### [Given data]
________________
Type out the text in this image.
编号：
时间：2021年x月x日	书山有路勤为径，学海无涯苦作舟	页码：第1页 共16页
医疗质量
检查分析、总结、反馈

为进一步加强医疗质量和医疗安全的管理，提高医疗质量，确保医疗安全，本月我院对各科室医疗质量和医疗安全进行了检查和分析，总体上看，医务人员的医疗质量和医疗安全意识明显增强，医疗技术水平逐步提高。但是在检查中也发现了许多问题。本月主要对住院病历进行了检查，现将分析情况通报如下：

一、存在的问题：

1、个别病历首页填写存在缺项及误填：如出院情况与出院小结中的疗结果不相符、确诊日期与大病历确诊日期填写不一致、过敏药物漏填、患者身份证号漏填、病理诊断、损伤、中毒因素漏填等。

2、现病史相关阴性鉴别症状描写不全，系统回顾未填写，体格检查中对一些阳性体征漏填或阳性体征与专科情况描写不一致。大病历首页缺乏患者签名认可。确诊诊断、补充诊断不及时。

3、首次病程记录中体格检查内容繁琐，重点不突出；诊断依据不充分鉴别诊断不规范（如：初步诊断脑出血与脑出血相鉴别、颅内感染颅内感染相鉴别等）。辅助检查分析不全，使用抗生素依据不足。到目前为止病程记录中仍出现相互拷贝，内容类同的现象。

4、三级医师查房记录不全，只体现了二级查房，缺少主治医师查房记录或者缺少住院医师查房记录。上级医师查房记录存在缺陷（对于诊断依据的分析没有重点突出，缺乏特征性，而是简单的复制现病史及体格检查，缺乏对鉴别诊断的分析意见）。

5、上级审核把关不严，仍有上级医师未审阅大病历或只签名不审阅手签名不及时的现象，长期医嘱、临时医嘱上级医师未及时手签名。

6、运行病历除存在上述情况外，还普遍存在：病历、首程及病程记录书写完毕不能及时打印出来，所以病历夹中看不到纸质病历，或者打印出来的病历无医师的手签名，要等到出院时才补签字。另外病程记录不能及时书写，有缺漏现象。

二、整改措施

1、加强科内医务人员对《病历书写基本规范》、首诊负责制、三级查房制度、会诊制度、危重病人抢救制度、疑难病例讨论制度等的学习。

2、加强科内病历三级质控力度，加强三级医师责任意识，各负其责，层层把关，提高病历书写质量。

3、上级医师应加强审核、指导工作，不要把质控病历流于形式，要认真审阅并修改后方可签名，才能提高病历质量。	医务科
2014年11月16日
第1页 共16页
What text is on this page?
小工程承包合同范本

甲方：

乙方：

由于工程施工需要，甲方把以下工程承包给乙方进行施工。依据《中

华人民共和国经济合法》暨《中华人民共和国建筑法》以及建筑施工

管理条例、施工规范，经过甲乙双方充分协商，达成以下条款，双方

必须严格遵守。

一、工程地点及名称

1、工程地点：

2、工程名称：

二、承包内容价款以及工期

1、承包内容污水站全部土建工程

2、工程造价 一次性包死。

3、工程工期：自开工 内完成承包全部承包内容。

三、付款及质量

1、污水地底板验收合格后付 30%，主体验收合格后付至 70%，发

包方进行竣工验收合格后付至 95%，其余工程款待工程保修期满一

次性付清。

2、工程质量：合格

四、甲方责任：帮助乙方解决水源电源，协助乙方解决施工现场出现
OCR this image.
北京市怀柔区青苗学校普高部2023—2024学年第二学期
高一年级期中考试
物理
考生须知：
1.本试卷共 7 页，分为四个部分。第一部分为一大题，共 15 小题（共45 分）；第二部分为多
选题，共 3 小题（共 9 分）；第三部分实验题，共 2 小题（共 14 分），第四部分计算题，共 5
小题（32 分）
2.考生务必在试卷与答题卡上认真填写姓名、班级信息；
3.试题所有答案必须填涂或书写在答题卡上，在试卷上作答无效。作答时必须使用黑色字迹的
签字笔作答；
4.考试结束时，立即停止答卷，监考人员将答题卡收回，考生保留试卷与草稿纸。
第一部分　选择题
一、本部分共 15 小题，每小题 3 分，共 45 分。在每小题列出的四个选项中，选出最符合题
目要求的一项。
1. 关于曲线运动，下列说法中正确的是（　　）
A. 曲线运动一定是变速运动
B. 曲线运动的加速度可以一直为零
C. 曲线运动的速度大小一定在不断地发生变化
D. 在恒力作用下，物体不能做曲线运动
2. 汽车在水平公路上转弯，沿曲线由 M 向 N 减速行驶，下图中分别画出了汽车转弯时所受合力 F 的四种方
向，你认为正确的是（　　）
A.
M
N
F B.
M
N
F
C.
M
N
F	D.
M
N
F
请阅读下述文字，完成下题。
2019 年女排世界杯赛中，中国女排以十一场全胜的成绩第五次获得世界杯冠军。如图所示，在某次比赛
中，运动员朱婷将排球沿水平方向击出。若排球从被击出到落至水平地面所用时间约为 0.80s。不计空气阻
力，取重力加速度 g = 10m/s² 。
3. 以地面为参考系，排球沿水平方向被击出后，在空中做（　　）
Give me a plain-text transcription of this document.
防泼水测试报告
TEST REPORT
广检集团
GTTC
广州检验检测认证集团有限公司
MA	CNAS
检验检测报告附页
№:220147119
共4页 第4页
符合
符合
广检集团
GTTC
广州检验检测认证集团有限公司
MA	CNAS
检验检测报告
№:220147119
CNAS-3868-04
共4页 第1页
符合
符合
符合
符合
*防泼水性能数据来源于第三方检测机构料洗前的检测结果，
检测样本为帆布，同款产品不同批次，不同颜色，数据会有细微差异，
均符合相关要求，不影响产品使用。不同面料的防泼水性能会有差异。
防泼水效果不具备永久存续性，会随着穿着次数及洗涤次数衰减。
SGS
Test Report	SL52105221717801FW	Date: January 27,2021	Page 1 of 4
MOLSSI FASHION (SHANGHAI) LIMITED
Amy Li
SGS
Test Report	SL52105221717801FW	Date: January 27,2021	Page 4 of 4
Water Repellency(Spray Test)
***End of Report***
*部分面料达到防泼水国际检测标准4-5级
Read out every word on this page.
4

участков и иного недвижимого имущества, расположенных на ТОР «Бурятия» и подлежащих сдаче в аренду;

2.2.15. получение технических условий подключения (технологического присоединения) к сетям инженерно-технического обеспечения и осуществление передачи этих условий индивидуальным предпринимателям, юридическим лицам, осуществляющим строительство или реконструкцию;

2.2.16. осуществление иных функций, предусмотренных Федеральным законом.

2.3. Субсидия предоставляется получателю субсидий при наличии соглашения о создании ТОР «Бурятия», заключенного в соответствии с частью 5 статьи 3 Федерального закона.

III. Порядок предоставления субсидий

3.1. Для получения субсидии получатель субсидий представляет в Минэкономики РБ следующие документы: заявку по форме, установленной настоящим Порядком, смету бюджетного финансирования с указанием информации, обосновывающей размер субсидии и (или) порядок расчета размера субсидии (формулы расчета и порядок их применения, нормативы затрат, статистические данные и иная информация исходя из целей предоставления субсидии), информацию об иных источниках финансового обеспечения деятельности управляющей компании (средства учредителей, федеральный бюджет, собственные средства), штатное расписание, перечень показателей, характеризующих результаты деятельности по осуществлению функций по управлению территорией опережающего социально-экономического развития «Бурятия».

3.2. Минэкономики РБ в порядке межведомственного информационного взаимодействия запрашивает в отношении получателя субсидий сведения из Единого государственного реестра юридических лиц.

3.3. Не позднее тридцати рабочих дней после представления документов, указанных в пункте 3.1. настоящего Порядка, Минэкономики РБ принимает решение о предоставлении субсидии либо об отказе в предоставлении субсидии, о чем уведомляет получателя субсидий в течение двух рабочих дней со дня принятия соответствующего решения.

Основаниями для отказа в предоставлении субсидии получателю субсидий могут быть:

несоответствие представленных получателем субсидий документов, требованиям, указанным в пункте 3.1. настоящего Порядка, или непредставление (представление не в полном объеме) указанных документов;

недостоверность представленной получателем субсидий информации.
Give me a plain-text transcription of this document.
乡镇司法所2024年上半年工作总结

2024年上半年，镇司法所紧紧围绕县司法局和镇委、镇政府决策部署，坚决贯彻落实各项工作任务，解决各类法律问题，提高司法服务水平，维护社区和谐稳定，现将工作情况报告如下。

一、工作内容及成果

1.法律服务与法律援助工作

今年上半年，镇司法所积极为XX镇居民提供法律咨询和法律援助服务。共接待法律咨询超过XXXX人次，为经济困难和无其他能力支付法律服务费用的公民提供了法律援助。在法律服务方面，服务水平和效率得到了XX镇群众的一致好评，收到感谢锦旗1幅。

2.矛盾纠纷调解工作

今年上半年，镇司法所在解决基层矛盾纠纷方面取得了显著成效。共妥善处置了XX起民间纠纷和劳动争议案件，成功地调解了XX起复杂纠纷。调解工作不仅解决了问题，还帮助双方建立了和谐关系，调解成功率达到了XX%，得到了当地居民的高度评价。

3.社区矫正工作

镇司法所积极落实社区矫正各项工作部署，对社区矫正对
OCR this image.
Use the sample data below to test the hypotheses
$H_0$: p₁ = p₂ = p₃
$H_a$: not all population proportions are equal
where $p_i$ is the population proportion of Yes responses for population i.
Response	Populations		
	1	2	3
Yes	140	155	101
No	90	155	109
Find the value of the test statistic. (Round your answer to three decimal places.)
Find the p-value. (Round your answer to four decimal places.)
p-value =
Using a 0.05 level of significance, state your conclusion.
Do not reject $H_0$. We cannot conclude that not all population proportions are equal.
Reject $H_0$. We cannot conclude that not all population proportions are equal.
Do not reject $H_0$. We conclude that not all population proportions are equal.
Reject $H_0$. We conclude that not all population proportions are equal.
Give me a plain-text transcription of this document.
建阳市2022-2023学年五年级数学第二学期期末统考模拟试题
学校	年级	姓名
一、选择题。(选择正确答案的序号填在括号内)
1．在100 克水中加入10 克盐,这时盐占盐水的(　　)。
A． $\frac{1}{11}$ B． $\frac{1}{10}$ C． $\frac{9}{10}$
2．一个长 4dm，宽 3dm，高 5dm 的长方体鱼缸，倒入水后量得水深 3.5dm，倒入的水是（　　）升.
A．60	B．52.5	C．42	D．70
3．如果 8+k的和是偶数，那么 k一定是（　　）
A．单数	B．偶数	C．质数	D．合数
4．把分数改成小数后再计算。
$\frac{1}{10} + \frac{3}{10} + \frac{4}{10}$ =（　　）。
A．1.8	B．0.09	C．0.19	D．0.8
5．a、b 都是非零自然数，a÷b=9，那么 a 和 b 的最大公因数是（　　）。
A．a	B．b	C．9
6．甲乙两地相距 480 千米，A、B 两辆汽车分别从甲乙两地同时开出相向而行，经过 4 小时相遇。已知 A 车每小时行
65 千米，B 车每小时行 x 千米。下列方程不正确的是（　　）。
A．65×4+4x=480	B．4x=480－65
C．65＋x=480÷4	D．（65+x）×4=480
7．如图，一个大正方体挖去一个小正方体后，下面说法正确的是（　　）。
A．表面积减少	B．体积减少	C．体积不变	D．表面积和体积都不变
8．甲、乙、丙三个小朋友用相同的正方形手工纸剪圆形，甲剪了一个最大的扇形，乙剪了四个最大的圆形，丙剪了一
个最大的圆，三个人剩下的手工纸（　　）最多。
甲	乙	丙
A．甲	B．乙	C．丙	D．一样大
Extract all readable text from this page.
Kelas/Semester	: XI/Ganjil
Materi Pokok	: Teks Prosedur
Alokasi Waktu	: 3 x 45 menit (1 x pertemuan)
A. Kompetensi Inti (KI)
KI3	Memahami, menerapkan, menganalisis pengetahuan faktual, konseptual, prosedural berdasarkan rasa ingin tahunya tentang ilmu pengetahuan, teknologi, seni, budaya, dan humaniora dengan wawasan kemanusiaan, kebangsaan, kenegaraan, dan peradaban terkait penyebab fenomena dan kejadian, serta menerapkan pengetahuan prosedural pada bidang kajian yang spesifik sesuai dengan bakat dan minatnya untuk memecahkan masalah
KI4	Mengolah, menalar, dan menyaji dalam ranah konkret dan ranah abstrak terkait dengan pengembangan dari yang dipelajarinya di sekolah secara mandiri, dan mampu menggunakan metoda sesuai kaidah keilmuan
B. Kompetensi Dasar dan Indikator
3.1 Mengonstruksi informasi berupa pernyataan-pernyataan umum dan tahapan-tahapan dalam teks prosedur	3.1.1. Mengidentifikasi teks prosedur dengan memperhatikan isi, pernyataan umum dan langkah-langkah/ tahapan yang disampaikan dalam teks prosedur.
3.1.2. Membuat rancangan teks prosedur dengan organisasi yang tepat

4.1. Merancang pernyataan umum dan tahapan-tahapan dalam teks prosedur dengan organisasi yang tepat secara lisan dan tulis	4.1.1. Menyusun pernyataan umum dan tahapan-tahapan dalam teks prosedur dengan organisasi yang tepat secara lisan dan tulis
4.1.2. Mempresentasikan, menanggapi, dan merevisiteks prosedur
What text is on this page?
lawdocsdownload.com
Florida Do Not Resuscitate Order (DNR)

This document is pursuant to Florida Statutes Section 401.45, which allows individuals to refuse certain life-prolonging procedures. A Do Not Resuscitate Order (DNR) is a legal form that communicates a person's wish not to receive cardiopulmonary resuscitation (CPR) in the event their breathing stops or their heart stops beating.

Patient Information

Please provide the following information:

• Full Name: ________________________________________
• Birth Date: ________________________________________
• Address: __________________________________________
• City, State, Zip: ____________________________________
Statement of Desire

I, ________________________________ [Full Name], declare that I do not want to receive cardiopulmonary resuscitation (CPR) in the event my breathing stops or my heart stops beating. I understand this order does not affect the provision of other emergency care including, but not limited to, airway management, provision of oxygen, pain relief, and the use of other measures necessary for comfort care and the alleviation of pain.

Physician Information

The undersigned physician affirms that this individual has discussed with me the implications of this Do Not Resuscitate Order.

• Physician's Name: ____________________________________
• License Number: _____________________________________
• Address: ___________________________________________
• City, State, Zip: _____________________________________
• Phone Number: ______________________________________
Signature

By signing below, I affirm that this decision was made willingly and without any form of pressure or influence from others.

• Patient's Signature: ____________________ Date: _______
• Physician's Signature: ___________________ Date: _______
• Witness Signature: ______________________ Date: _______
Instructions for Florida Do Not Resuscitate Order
________________
### [Problem statement]
Set out every line from the material that contains the string "stops".

### [Solution]
This document is pursuant to Florida Statutes Section 401.45, which allows individuals to refuse certain life-prolonging procedures. A Do Not Resuscitate Order (DNR) is a legal form that communicates a person's wish not to receive cardiopulmonary resuscitation (CPR) in the event their breathing stops or their heart stops beating.
I, ________________________________ [Full Name], declare that I do not want to receive cardiopulmonary resuscitation (CPR) in the event my breathing stops or my heart stops beating. I understand this order does not affect the provision of other emergency care including, but not limited to, airway management, provision of oxygen, pain relief, and the use of other measures necessary for comfort care and the alleviation of pain.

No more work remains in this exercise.